Below are some entries. Copy each line that holds the string "this".

Part of a data file
▼

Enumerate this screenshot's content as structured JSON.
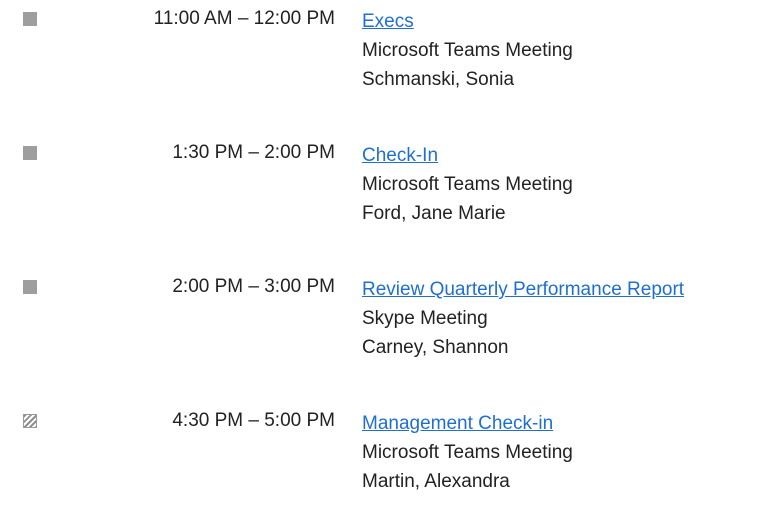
{
  "events": [
    {
      "time": "11:00 AM – 12:00 PM",
      "subject": "Execs",
      "location": "Microsoft Teams Meeting",
      "organizer": "Schmanski, Sonia",
      "status": "busy"
    },
    {
      "time": "1:30 PM – 2:00 PM",
      "subject": "Check-In",
      "location": "Microsoft Teams Meeting",
      "organizer": "Ford, Jane Marie",
      "status": "busy"
    },
    {
      "time": "2:00 PM – 3:00 PM",
      "subject": "Review Quarterly Performance Report",
      "location": "Skype Meeting",
      "organizer": "Carney, Shannon",
      "status": "busy"
    },
    {
      "time": "4:30 PM – 5:00 PM",
      "subject": "Management Check-in",
      "location": "Microsoft Teams Meeting",
      "organizer": "Martin, Alexandra",
      "status": "tentative"
    }
  ],
  "colors": {
    "link": "#1f6fd1",
    "busy_icon": "#9e9e9e",
    "text": "#222222"
  }
}
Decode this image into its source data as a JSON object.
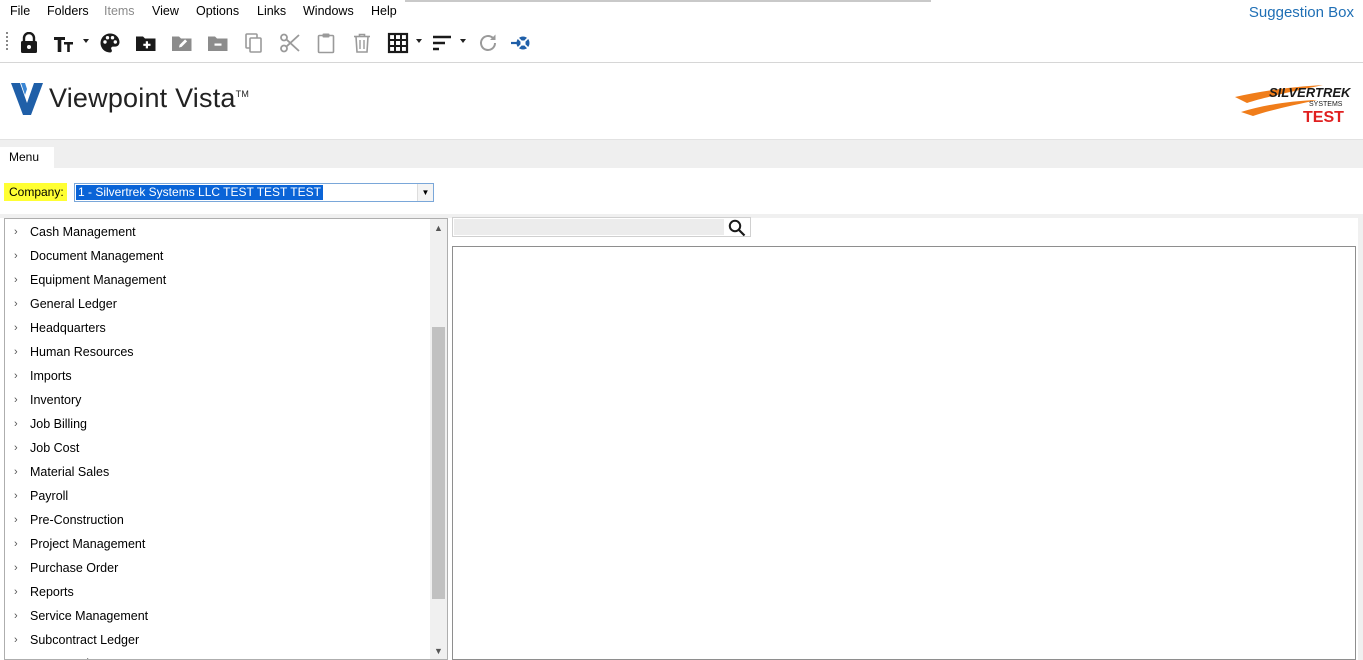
{
  "menubar": {
    "items": [
      {
        "label": "File",
        "enabled": true
      },
      {
        "label": "Folders",
        "enabled": true
      },
      {
        "label": "Items",
        "enabled": false
      },
      {
        "label": "View",
        "enabled": true
      },
      {
        "label": "Options",
        "enabled": true
      },
      {
        "label": "Links",
        "enabled": true
      },
      {
        "label": "Windows",
        "enabled": true
      },
      {
        "label": "Help",
        "enabled": true
      }
    ],
    "suggestion_box": "Suggestion Box"
  },
  "toolbar": {
    "buttons": [
      "lock-icon",
      "text-size-icon",
      "palette-icon",
      "new-folder-icon",
      "rename-folder-icon",
      "remove-folder-icon",
      "copy-icon",
      "cut-icon",
      "paste-icon",
      "delete-icon",
      "grid-icon",
      "sort-icon",
      "refresh-icon",
      "help-launch-icon"
    ]
  },
  "header": {
    "product_name": "Viewpoint Vista",
    "trademark": "TM",
    "brand_logo": {
      "line1": "SILVERTREK",
      "line2": "SYSTEMS",
      "line3": "TEST"
    },
    "colors": {
      "brand_blue": "#1f5fa8",
      "brand_orange": "#f07d1a",
      "brand_red": "#e02020"
    }
  },
  "tabs": {
    "menu": "Menu"
  },
  "company": {
    "label": "Company:",
    "selected": "1 - Silvertrek Systems LLC TEST TEST TEST"
  },
  "modules": [
    "Cash Management",
    "Document Management",
    "Equipment Management",
    "General Ledger",
    "Headquarters",
    "Human Resources",
    "Imports",
    "Inventory",
    "Job Billing",
    "Job Cost",
    "Material Sales",
    "Payroll",
    "Pre-Construction",
    "Project Management",
    "Purchase Order",
    "Reports",
    "Service Management",
    "Subcontract Ledger",
    "User Database"
  ],
  "search": {
    "value": ""
  }
}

▲

## Response below
Enumerate this screenshot's content as structured JSON.
Decode this image into its source data as a JSON object.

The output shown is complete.